-- start of INPUT DATA --
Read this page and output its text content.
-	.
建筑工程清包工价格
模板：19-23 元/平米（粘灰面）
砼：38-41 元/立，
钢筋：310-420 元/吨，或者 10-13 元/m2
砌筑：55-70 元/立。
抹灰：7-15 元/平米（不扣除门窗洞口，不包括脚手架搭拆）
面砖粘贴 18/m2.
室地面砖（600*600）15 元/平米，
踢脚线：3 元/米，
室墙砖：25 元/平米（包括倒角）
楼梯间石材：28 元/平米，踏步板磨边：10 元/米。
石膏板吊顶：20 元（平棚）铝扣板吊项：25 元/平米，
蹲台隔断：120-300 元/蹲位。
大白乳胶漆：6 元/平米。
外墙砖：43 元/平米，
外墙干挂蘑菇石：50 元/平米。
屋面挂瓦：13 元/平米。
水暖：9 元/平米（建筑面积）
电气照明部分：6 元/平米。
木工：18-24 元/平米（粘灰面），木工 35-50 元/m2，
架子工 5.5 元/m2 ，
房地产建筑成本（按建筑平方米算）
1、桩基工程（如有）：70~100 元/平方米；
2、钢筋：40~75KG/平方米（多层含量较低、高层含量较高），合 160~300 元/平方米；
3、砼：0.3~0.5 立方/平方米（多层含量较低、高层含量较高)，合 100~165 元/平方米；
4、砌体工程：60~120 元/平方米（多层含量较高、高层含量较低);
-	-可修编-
-- end of INPUT DATA --
-- start of INPUT DATA --
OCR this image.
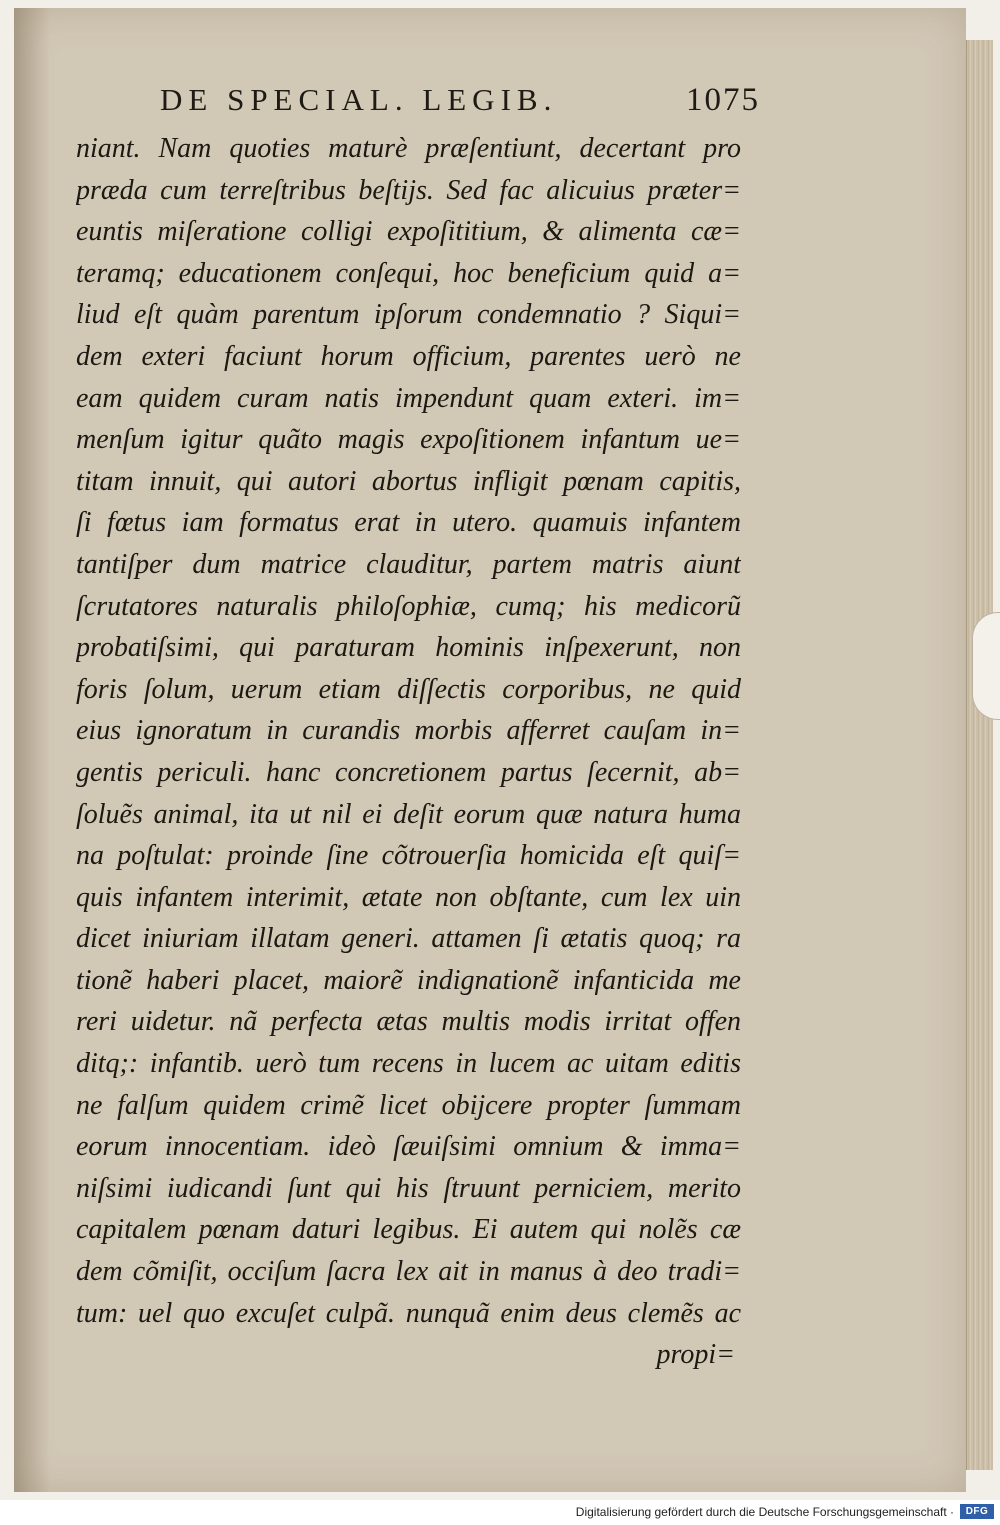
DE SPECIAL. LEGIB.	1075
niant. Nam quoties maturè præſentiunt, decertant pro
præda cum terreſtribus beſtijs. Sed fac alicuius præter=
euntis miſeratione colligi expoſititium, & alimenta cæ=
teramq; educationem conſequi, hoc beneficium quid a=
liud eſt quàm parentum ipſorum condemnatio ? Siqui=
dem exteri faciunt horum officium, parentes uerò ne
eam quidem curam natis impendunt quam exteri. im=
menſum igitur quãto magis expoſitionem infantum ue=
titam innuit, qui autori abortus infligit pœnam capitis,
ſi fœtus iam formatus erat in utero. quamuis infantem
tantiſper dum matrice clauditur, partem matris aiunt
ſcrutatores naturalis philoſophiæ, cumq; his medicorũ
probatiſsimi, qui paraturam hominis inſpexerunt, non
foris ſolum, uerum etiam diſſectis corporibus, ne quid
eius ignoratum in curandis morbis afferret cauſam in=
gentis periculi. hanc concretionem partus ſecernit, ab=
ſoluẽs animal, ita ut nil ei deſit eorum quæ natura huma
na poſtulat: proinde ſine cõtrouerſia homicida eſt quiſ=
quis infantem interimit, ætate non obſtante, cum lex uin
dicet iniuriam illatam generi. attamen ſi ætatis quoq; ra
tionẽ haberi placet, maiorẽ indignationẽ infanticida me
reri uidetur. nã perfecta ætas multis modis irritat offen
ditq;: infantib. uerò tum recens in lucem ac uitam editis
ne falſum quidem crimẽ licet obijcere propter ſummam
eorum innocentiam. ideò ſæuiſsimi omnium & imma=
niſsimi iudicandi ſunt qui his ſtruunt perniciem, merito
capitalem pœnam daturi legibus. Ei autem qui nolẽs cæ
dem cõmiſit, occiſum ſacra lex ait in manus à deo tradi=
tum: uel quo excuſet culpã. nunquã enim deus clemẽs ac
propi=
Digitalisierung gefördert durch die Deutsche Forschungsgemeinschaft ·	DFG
-- end of INPUT DATA --
-- start of INPUT DATA --
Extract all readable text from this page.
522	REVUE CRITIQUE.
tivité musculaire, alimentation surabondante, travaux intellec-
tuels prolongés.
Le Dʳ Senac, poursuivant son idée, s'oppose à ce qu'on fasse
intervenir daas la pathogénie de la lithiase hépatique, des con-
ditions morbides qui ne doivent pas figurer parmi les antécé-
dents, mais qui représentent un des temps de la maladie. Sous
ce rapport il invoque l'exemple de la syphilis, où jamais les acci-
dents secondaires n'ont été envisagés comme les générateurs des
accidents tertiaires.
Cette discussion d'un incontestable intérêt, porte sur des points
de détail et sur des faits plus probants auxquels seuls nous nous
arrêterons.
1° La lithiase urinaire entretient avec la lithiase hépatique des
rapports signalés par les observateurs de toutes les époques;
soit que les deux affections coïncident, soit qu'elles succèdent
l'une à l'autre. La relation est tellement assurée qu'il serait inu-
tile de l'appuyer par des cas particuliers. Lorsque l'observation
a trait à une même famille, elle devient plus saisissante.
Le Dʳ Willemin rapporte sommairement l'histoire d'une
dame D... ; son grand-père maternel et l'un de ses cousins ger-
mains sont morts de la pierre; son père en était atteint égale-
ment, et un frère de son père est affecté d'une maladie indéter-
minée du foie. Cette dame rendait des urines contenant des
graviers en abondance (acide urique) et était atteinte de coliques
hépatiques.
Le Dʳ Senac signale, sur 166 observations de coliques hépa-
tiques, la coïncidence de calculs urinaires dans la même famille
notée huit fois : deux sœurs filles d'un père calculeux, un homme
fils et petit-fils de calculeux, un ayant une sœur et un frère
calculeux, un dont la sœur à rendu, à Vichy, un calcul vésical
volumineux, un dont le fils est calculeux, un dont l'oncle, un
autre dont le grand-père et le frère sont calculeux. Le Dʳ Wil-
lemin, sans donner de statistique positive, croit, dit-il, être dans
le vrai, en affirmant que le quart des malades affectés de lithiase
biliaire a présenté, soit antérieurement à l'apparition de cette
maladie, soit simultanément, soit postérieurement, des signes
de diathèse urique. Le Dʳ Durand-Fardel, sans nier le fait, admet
-- end of INPUT DATA --
- _PROBLEM_
Locate each line with the word "même" and copy it.

- _EXPECTED OUTPUT_
a trait à une même famille, elle devient plus saisissante.
tiques, la coïncidence de calculs urinaires dans la même famille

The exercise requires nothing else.